INSTRUCTIONS TO FOLLOW:
Extract all of the entries and set them down verbatim.

--- Begin ENTRIES PROVIDED ---

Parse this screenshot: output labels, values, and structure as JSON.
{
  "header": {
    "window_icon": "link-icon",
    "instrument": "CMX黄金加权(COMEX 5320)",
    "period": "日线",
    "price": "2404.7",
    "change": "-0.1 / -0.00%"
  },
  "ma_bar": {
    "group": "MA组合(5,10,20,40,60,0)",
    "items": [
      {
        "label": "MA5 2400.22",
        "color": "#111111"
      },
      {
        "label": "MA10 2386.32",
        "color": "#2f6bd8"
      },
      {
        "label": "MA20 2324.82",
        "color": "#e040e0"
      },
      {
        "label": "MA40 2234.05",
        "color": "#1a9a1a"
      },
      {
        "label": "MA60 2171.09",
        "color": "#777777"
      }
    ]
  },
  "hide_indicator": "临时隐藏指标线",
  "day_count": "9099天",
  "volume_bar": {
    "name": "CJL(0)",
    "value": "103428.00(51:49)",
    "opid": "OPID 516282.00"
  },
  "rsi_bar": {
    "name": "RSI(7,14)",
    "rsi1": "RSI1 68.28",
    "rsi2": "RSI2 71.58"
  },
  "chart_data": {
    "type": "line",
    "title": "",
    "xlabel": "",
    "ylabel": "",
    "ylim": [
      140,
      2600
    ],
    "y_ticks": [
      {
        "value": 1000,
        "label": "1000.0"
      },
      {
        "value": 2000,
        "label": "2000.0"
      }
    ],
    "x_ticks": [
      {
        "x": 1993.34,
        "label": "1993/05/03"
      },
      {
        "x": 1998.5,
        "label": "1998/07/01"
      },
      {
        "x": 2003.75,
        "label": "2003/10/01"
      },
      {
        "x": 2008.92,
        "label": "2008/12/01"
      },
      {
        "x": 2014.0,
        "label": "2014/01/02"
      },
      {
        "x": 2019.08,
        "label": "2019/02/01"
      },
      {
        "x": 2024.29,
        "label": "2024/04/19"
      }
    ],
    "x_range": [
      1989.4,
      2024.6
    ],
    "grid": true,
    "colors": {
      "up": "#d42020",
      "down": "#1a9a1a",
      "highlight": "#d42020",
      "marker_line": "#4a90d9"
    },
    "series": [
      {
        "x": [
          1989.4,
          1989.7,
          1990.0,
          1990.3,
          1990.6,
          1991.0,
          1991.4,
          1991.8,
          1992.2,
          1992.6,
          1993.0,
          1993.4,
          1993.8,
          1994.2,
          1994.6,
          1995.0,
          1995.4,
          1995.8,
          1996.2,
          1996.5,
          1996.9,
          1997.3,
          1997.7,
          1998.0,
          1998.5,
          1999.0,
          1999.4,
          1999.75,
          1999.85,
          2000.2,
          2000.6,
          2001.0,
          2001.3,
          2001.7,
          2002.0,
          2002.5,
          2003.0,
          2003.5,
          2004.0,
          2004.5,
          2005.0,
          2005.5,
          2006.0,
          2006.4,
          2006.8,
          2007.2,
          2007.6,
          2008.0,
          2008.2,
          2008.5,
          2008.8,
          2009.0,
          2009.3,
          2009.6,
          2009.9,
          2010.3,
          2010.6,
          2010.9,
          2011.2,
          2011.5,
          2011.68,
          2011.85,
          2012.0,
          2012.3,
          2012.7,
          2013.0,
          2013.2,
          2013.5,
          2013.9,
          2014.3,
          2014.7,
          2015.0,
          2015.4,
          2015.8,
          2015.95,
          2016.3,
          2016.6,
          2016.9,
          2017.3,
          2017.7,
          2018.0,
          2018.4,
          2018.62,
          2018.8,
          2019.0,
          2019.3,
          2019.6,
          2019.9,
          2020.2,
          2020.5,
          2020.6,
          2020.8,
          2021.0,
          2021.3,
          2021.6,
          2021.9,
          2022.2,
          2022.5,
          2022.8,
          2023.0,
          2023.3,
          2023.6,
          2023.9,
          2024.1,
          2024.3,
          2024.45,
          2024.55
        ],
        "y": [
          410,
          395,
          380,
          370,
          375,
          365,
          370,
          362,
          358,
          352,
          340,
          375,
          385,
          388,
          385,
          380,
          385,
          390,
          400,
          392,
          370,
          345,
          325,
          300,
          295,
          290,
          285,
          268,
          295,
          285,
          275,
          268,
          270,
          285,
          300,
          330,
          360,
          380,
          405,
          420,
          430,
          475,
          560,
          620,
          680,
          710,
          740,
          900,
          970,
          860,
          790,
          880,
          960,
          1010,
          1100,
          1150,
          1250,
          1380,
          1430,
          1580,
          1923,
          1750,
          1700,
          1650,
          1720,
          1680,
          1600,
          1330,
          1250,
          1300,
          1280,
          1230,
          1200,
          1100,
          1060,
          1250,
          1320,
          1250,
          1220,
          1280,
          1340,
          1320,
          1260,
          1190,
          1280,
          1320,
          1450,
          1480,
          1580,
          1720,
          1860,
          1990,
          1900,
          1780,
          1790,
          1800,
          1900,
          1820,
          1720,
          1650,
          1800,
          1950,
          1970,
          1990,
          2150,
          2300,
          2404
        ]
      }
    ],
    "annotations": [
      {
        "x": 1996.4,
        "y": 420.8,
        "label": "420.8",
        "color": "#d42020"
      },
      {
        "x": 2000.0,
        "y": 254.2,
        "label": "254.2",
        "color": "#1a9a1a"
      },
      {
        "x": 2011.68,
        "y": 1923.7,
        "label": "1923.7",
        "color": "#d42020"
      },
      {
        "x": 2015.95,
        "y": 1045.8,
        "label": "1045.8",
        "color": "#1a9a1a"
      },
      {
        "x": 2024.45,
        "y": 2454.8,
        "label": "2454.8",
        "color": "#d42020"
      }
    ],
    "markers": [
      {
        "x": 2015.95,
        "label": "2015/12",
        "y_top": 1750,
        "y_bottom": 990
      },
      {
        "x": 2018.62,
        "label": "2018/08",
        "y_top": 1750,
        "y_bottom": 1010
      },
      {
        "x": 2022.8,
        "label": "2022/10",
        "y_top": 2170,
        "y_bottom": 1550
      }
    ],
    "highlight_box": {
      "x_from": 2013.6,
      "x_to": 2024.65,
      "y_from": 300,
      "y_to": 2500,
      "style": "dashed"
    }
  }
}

--- End ENTRIES PROVIDED ---

EXERCISE OUTPUT:
Parse this screenshot: output labels, values, and structure as JSON.
{
  "header": {
    "window_icon": "link-icon",
    "instrument": "CMX黄金加权(COMEX 5320)",
    "period": "日线",
    "price": "2404.7",
    "change": "-0.1 / -0.00%"
  },
  "ma_bar": {
    "group": "MA组合(5,10,20,40,60,0)",
    "items": [
      {
        "label": "MA5 2400.22",
        "color": "#111111"
      },
      {
        "label": "MA10 2386.32",
        "color": "#2f6bd8"
      },
      {
        "label": "MA20 2324.82",
        "color": "#e040e0"
      },
      {
        "label": "MA40 2234.05",
        "color": "#1a9a1a"
      },
      {
        "label": "MA60 2171.09",
        "color": "#777777"
      }
    ]
  },
  "hide_indicator": "临时隐藏指标线",
  "day_count": "9099天",
  "volume_bar": {
    "name": "CJL(0)",
    "value": "103428.00(51:49)",
    "opid": "OPID 516282.00"
  },
  "rsi_bar": {
    "name": "RSI(7,14)",
    "rsi1": "RSI1 68.28",
    "rsi2": "RSI2 71.58"
  },
  "chart_data": {
    "type": "line",
    "title": "",
    "xlabel": "",
    "ylabel": "",
    "ylim": [
      140,
      2600
    ],
    "y_ticks": [
      {
        "value": 1000,
        "label": "1000.0"
      },
      {
        "value": 2000,
        "label": "2000.0"
      }
    ],
    "x_ticks": [
      {
        "x": 1993.34,
        "label": "1993/05/03"
      },
      {
        "x": 1998.5,
        "label": "1998/07/01"
      },
      {
        "x": 2003.75,
        "label": "2003/10/01"
      },
      {
        "x": 2008.92,
        "label": "2008/12/01"
      },
      {
        "x": 2014.0,
        "label": "2014/01/02"
      },
      {
        "x": 2019.08,
        "label": "2019/02/01"
      },
      {
        "x": 2024.29,
        "label": "2024/04/19"
      }
    ],
    "x_range": [
      1989.4,
      2024.6
    ],
    "grid": true,
    "colors": {
      "up": "#d42020",
      "down": "#1a9a1a",
      "highlight": "#d42020",
      "marker_line": "#4a90d9"
    },
    "series": [
      {
        "x": [
          1989.4,
          1989.7,
          1990.0,
          1990.3,
          1990.6,
          1991.0,
          1991.4,
          1991.8,
          1992.2,
          1992.6,
          1993.0,
          1993.4,
          1993.8,
          1994.2,
          1994.6,
          1995.0,
          1995.4,
          1995.8,
          1996.2,
          1996.5,
          1996.9,
          1997.3,
          1997.7,
          1998.0,
          1998.5,
          1999.0,
          1999.4,
          1999.75,
          1999.85,
          2000.2,
          2000.6,
          2001.0,
          2001.3,
          2001.7,
          2002.0,
          2002.5,
          2003.0,
          2003.5,
          2004.0,
          2004.5,
          2005.0,
          2005.5,
          2006.0,
          2006.4,
          2006.8,
          2007.2,
          2007.6,
          2008.0,
          2008.2,
          2008.5,
          2008.8,
          2009.0,
          2009.3,
          2009.6,
          2009.9,
          2010.3,
          2010.6,
          2010.9,
          2011.2,
          2011.5,
          2011.68,
          2011.85,
          2012.0,
          2012.3,
          2012.7,
          2013.0,
          2013.2,
          2013.5,
          2013.9,
          2014.3,
          2014.7,
          2015.0,
          2015.4,
          2015.8,
          2015.95,
          2016.3,
          2016.6,
          2016.9,
          2017.3,
          2017.7,
          2018.0,
          2018.4,
          2018.62,
          2018.8,
          2019.0,
          2019.3,
          2019.6,
          2019.9,
          2020.2,
          2020.5,
          2020.6,
          2020.8,
          2021.0,
          2021.3,
          2021.6,
          2021.9,
          2022.2,
          2022.5,
          2022.8,
          2023.0,
          2023.3,
          2023.6,
          2023.9,
          2024.1,
          2024.3,
          2024.45,
          2024.55
        ],
        "y": [
          410,
          395,
          380,
          370,
          375,
          365,
          370,
          362,
          358,
          352,
          340,
          375,
          385,
          388,
          385,
          380,
          385,
          390,
          400,
          392,
          370,
          345,
          325,
          300,
          295,
          290,
          285,
          268,
          295,
          285,
          275,
          268,
          270,
          285,
          300,
          330,
          360,
          380,
          405,
          420,
          430,
          475,
          560,
          620,
          680,
          710,
          740,
          900,
          970,
          860,
          790,
          880,
          960,
          1010,
          1100,
          1150,
          1250,
          1380,
          1430,
          1580,
          1923,
          1750,
          1700,
          1650,
          1720,
          1680,
          1600,
          1330,
          1250,
          1300,
          1280,
          1230,
          1200,
          1100,
          1060,
          1250,
          1320,
          1250,
          1220,
          1280,
          1340,
          1320,
          1260,
          1190,
          1280,
          1320,
          1450,
          1480,
          1580,
          1720,
          1860,
          1990,
          1900,
          1780,
          1790,
          1800,
          1900,
          1820,
          1720,
          1650,
          1800,
          1950,
          1970,
          1990,
          2150,
          2300,
          2404
        ]
      }
    ],
    "annotations": [
      {
        "x": 1996.4,
        "y": 420.8,
        "label": "420.8",
        "color": "#d42020"
      },
      {
        "x": 2000.0,
        "y": 254.2,
        "label": "254.2",
        "color": "#1a9a1a"
      },
      {
        "x": 2011.68,
        "y": 1923.7,
        "label": "1923.7",
        "color": "#d42020"
      },
      {
        "x": 2015.95,
        "y": 1045.8,
        "label": "1045.8",
        "color": "#1a9a1a"
      },
      {
        "x": 2024.45,
        "y": 2454.8,
        "label": "2454.8",
        "color": "#d42020"
      }
    ],
    "markers": [
      {
        "x": 2015.95,
        "label": "2015/12",
        "y_top": 1750,
        "y_bottom": 990
      },
      {
        "x": 2018.62,
        "label": "2018/08",
        "y_top": 1750,
        "y_bottom": 1010
      },
      {
        "x": 2022.8,
        "label": "2022/10",
        "y_top": 2170,
        "y_bottom": 1550
      }
    ],
    "highlight_box": {
      "x_from": 2013.6,
      "x_to": 2024.65,
      "y_from": 300,
      "y_to": 2500,
      "style": "dashed"
    }
  }
}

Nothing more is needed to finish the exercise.